[Start]

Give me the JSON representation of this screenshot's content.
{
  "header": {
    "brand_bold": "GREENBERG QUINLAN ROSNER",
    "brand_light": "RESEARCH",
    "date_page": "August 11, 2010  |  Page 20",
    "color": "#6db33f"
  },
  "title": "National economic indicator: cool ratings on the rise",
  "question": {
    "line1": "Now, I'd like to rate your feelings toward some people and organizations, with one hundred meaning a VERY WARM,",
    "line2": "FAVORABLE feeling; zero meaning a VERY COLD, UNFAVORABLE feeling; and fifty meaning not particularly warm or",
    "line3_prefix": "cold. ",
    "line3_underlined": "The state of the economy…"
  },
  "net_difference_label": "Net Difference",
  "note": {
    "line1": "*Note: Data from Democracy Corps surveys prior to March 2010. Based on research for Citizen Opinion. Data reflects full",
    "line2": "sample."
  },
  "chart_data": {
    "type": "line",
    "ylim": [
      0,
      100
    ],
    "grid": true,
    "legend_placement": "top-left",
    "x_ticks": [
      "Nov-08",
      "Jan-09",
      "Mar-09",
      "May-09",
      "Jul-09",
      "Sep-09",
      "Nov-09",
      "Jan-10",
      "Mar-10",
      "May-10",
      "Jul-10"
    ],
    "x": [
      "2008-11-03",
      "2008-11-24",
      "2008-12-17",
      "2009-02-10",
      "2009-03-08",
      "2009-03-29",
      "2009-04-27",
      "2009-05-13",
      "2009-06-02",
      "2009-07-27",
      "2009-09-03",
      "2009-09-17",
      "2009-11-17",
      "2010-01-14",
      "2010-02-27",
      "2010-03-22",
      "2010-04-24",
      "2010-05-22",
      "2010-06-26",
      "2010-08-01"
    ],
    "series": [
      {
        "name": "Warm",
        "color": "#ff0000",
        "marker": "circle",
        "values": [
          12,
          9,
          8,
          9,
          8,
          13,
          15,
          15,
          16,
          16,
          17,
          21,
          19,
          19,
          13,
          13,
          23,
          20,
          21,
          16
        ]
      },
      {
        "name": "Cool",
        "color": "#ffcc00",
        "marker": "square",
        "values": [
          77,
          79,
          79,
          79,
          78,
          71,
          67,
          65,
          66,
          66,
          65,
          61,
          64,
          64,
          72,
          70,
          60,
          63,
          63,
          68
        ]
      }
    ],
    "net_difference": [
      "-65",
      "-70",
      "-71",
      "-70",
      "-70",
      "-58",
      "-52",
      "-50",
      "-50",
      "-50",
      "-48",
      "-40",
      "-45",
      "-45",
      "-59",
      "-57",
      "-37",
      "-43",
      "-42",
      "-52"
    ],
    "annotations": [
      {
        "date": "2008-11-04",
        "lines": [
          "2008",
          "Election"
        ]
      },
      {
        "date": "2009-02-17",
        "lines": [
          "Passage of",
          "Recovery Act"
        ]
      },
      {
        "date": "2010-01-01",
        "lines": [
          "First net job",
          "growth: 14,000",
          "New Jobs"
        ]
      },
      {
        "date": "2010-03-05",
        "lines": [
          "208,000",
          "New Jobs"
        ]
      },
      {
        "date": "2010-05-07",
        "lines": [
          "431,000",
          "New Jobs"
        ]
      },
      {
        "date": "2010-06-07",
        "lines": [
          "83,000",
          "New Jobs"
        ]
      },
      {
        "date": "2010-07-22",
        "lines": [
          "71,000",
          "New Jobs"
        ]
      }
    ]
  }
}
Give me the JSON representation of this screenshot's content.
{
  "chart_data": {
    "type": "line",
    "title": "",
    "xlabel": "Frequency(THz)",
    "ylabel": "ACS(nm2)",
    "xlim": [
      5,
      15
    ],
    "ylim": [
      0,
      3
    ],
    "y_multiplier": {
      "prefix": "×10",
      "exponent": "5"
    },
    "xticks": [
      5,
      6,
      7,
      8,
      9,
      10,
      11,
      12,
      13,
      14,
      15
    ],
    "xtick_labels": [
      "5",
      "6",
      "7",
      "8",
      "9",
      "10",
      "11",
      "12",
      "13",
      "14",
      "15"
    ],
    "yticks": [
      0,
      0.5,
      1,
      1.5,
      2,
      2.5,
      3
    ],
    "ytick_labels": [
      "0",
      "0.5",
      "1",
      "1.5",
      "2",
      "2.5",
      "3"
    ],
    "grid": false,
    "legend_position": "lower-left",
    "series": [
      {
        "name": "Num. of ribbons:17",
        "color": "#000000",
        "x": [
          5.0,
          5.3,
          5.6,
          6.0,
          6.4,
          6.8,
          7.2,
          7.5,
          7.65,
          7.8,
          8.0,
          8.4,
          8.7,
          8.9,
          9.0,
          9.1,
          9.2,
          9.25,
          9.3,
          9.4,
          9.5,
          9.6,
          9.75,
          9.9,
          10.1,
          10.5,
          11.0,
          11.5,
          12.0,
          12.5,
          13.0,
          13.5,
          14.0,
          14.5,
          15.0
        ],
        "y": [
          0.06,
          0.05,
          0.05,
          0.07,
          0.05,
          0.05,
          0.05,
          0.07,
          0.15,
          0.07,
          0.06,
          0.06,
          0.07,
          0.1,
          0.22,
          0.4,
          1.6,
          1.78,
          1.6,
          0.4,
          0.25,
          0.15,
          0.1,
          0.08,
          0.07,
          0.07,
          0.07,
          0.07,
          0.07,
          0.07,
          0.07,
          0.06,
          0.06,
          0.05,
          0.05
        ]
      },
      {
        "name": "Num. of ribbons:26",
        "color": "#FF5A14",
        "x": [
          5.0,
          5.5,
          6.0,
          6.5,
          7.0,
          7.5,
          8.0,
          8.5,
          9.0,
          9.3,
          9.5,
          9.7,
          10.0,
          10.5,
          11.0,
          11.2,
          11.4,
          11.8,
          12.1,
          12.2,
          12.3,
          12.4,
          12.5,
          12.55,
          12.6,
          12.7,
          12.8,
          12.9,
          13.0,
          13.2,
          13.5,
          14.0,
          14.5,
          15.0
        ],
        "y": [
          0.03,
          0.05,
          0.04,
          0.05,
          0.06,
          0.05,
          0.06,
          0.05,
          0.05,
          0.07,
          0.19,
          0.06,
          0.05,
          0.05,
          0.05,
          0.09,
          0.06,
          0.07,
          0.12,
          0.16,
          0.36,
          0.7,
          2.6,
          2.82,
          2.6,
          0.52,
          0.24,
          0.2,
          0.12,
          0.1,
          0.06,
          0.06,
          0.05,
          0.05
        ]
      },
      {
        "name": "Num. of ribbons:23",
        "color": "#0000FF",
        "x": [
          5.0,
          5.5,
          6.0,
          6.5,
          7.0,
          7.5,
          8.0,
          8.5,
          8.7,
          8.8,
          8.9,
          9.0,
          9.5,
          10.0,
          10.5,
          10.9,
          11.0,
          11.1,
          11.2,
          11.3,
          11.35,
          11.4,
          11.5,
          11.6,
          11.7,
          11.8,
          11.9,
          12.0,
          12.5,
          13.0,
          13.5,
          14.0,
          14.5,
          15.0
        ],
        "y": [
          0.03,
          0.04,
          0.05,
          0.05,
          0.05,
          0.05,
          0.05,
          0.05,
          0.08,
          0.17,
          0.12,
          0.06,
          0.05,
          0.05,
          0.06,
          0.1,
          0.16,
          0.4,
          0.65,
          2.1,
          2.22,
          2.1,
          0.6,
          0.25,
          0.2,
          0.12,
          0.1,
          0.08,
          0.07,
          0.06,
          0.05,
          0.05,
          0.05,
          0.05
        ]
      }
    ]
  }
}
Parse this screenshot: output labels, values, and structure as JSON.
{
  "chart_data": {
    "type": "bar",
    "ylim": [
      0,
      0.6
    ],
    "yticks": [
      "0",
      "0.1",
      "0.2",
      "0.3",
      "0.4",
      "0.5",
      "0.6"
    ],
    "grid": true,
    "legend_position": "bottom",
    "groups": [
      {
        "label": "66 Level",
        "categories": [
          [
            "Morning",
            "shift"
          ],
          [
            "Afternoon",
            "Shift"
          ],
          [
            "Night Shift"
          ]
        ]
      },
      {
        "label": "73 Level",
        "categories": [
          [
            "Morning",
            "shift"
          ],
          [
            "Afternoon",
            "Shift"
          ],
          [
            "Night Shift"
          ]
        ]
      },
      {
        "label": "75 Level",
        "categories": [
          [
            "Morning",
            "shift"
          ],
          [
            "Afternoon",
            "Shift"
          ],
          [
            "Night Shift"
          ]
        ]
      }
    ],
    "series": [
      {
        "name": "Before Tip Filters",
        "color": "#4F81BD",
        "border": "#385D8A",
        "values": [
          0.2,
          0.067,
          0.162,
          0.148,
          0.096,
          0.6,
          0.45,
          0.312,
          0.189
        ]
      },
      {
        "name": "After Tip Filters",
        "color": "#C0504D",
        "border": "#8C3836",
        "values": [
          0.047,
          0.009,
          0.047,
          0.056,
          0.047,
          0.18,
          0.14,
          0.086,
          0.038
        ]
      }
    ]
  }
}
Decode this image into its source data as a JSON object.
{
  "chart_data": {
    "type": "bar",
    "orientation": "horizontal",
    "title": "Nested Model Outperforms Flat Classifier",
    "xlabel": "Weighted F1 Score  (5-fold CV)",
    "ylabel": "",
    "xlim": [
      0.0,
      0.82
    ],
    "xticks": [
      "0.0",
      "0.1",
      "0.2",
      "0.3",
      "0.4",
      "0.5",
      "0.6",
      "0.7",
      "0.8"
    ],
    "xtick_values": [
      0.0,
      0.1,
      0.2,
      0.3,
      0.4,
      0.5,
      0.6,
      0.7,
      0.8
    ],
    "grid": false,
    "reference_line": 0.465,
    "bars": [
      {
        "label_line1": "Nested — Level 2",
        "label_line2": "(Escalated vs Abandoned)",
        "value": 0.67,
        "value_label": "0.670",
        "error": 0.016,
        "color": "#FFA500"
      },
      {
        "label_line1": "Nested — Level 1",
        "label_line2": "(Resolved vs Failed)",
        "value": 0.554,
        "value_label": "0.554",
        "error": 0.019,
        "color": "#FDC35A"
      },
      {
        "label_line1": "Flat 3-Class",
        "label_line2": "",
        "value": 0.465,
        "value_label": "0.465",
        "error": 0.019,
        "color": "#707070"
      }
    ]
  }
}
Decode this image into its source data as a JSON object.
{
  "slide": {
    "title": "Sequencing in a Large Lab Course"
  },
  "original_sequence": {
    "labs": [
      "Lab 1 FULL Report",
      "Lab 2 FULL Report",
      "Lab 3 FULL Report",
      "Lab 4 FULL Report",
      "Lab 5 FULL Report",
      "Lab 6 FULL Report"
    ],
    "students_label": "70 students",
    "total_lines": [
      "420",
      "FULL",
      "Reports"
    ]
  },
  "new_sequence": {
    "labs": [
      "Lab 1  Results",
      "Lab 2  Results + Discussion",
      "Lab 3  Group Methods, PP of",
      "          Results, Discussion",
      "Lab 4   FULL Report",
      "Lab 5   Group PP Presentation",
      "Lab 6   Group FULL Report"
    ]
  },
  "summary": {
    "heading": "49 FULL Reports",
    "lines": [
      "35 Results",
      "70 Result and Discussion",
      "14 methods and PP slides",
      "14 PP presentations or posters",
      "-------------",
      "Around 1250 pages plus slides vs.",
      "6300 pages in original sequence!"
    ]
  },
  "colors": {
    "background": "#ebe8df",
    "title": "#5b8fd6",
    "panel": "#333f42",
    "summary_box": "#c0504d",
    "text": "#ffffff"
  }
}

[End]

Select and copy every line of the listing with the word "Results".

      "Lab 1  Results",
      "Lab 2  Results + Discussion",
      "          Results, Discussion",
      "35 Results",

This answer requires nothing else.